Exercise requirements: Rewrite every line of the records below as a Markdown table with the columns Number and Line. Give each line its own row, skip blank lines, and leave out the pictures.

Extracted data:
====

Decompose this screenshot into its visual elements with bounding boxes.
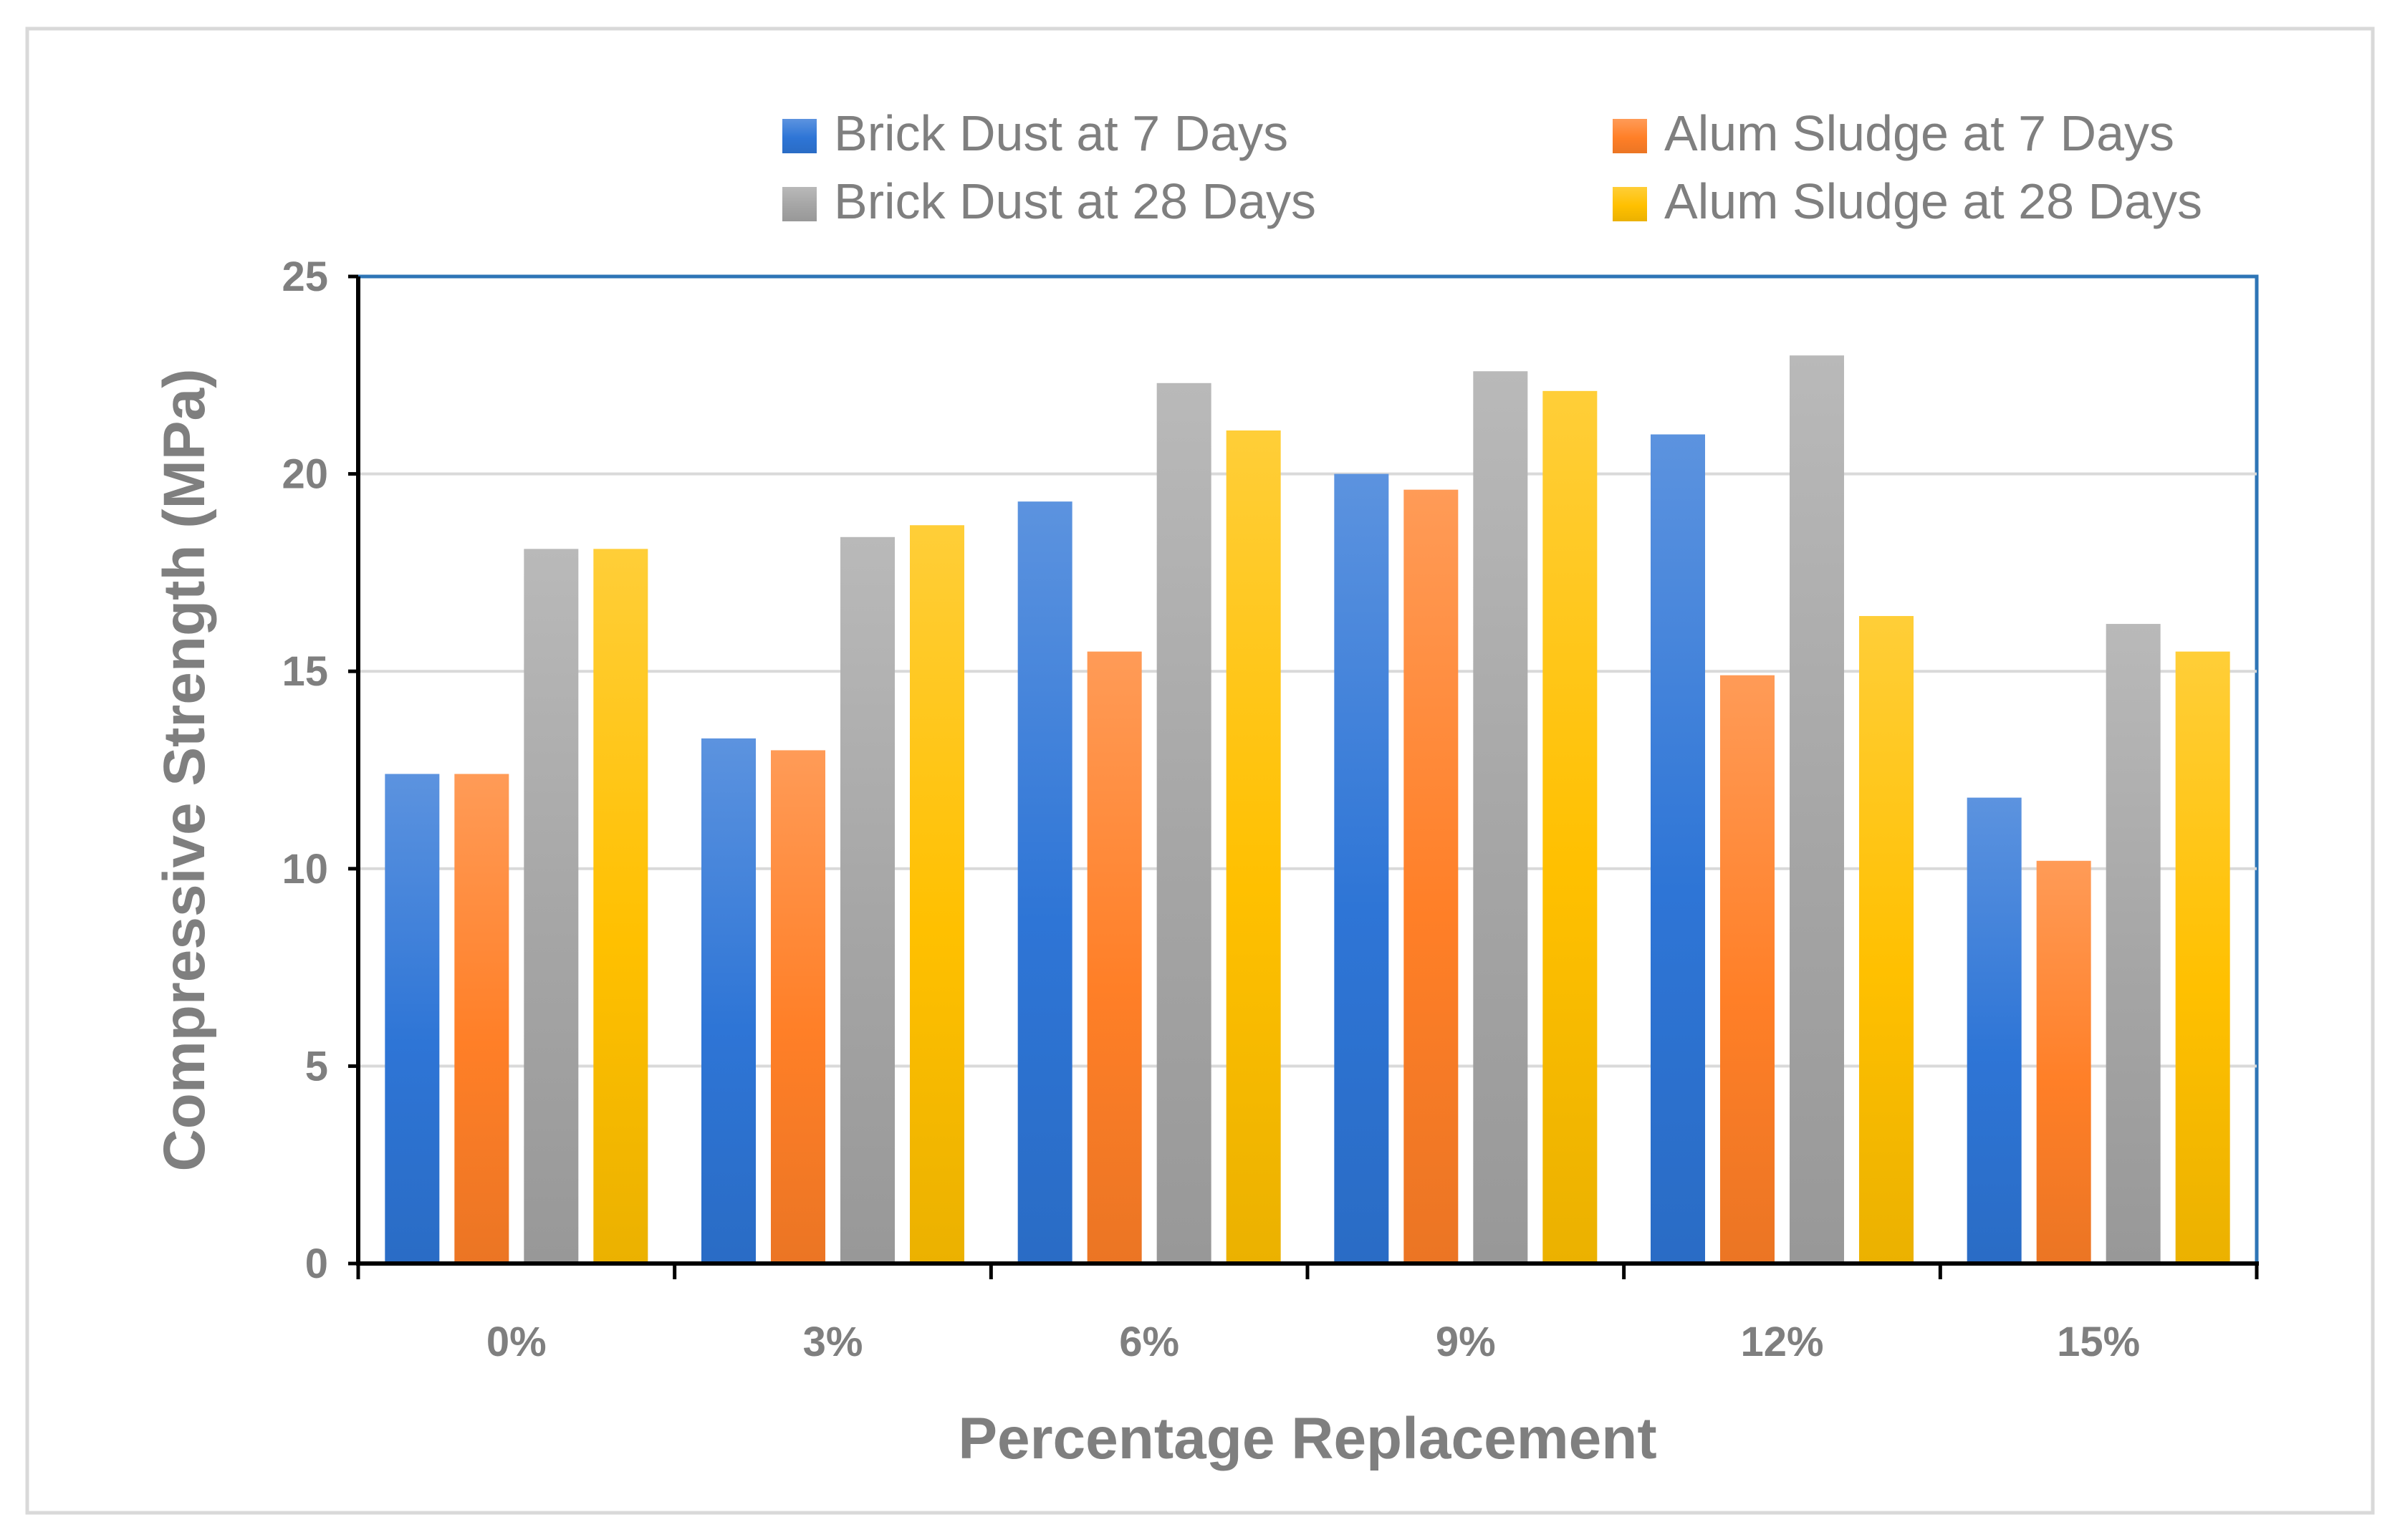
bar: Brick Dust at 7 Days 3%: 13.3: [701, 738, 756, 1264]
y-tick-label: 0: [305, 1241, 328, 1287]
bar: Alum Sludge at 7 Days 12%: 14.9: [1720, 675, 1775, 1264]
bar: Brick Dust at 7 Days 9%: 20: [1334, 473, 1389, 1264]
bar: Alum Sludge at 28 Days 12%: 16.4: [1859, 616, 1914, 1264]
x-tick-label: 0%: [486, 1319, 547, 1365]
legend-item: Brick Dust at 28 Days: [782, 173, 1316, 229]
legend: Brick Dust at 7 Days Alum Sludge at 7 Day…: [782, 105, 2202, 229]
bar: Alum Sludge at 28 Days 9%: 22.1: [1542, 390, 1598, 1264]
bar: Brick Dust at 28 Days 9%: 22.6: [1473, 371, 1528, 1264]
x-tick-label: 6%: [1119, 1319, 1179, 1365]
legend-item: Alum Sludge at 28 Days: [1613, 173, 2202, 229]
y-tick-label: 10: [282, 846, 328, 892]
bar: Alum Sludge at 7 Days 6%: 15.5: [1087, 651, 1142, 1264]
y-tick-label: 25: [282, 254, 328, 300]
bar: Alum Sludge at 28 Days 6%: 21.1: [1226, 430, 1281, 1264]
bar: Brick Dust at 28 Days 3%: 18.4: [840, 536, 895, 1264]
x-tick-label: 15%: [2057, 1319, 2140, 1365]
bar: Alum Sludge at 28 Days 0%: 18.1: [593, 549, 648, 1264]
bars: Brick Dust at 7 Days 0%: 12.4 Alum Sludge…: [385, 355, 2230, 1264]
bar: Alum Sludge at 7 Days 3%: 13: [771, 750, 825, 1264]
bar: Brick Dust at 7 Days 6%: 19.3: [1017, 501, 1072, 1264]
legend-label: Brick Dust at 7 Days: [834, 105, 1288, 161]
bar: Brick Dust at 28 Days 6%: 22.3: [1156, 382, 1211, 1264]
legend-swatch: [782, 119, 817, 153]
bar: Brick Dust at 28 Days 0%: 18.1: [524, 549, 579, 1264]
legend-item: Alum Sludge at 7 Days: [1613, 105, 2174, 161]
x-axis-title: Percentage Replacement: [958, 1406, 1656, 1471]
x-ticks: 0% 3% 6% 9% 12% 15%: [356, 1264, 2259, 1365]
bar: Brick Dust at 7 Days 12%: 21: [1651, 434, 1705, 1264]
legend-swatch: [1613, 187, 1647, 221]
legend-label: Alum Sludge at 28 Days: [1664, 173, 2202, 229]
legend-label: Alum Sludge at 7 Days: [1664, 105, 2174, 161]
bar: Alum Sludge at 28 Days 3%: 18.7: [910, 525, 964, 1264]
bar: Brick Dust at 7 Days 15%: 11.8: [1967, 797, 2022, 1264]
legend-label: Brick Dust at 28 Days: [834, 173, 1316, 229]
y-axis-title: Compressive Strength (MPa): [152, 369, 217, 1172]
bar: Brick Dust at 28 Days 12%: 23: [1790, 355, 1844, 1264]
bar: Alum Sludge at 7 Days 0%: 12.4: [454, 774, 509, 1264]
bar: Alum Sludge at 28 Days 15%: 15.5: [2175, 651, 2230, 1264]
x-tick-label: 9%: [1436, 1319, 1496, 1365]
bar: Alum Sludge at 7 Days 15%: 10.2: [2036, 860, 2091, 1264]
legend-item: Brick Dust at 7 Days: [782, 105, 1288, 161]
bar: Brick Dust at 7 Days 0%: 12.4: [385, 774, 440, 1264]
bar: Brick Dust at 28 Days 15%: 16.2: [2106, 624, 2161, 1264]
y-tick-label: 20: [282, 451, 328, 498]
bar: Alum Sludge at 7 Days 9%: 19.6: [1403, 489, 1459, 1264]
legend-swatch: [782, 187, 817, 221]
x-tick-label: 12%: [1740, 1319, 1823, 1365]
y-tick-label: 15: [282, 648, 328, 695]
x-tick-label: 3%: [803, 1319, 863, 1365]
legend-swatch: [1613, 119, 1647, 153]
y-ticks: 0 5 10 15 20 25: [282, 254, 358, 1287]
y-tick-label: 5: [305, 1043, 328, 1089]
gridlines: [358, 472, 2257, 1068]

====

Exercise response:
| Number | Line |
|---|---|
| 1 | Decompose this screenshot into its visual elements with bounding boxes. |
| 2 | bar: Brick Dust at 7 Days 3%: 13.3: [701, 738, 756, 1264] |
| 3 | y-tick-label: 0: [305, 1241, 328, 1287] |
| 4 | bar: Alum Sludge at 7 Days 12%: 14.9: [1720, 675, 1775, 1264] |
| 5 | bar: Brick Dust at 7 Days 9%: 20: [1334, 473, 1389, 1264] |
| 6 | bar: Alum Sludge at 28 Days 12%: 16.4: [1859, 616, 1914, 1264] |
| 7 | x-tick-label: 0%: [486, 1319, 547, 1365] |
| 8 | legend-item: Brick Dust at 28 Days: [782, 173, 1316, 229] |
| 9 | legend: Brick Dust at 7 Days Alum Sludge at 7 Day…: [782, 105, 2202, 229] |
| 10 | bar: Alum Sludge at 28 Days 9%: 22.1: [1542, 390, 1598, 1264] |
| 11 | bar: Brick Dust at 28 Days 9%: 22.6: [1473, 371, 1528, 1264] |
| 12 | x-tick-label: 6%: [1119, 1319, 1179, 1365] |
| 13 | legend-item: Alum Sludge at 28 Days: [1613, 173, 2202, 229] |
| 14 | y-tick-label: 10: [282, 846, 328, 892] |
| 15 | bar: Alum Sludge at 7 Days 6%: 15.5: [1087, 651, 1142, 1264] |
| 16 | y-tick-label: 25: [282, 254, 328, 300] |
| 17 | bar: Alum Sludge at 28 Days 6%: 21.1: [1226, 430, 1281, 1264] |
| 18 | bar: Brick Dust at 28 Days 3%: 18.4: [840, 536, 895, 1264] |
| 19 | x-tick-label: 15%: [2057, 1319, 2140, 1365] |
| 20 | bar: Alum Sludge at 28 Days 0%: 18.1: [593, 549, 648, 1264] |
| 21 | bars: Brick Dust at 7 Days 0%: 12.4 Alum Sludge…: [385, 355, 2230, 1264] |
| 22 | bar: Alum Sludge at 7 Days 3%: 13: [771, 750, 825, 1264] |
| 23 | bar: Brick Dust at 7 Days 6%: 19.3: [1017, 501, 1072, 1264] |
| 24 | legend-label: Brick Dust at 7 Days: [834, 105, 1288, 161] |
| 25 | bar: Brick Dust at 28 Days 6%: 22.3: [1156, 382, 1211, 1264] |
| 26 | legend-swatch: [782, 119, 817, 153] |
| 27 | bar: Brick Dust at 28 Days 0%: 18.1: [524, 549, 579, 1264] |
| 28 | legend-item: Alum Sludge at 7 Days: [1613, 105, 2174, 161] |
| 29 | x-axis-title: Percentage Replacement: [958, 1406, 1656, 1471] |
| 30 | x-ticks: 0% 3% 6% 9% 12% 15%: [356, 1264, 2259, 1365] |
| 31 | bar: Brick Dust at 7 Days 12%: 21: [1651, 434, 1705, 1264] |
| 32 | legend-swatch: [1613, 187, 1647, 221] |
| 33 | legend-label: Alum Sludge at 28 Days: [1664, 173, 2202, 229] |
| 34 | legend-label: Alum Sludge at 7 Days: [1664, 105, 2174, 161] |
| 35 | bar: Alum Sludge at 28 Days 3%: 18.7: [910, 525, 964, 1264] |
| 36 | bar: Brick Dust at 7 Days 15%: 11.8: [1967, 797, 2022, 1264] |
| 37 | legend-label: Brick Dust at 28 Days: [834, 173, 1316, 229] |
| 38 | y-axis-title: Compressive Strength (MPa): [152, 369, 217, 1172] |
| 39 | bar: Brick Dust at 28 Days 12%: 23: [1790, 355, 1844, 1264] |
| 40 | bar: Alum Sludge at 7 Days 0%: 12.4: [454, 774, 509, 1264] |
| 41 | bar: Alum Sludge at 28 Days 15%: 15.5: [2175, 651, 2230, 1264] |
| 42 | x-tick-label: 9%: [1436, 1319, 1496, 1365] |
| 43 | bar: Alum Sludge at 7 Days 15%: 10.2: [2036, 860, 2091, 1264] |
| 44 | legend-item: Brick Dust at 7 Days: [782, 105, 1288, 161] |
| 45 | bar: Brick Dust at 7 Days 0%: 12.4: [385, 774, 440, 1264] |
| 46 | bar: Brick Dust at 28 Days 15%: 16.2: [2106, 624, 2161, 1264] |
| 47 | y-tick-label: 20: [282, 451, 328, 498] |
| 48 | bar: Alum Sludge at 7 Days 9%: 19.6: [1403, 489, 1459, 1264] |
| 49 | legend-swatch: [782, 187, 817, 221] |
| 50 | x-tick-label: 12%: [1740, 1319, 1823, 1365] |
| 51 | y-tick-label: 15: [282, 648, 328, 695] |
| 52 | x-tick-label: 3%: [803, 1319, 863, 1365] |
| 53 | legend-swatch: [1613, 119, 1647, 153] |
| 54 | y-ticks: 0 5 10 15 20 25: [282, 254, 358, 1287] |
| 55 | y-tick-label: 5: [305, 1043, 328, 1089] |
| 56 | gridlines: [358, 472, 2257, 1068] |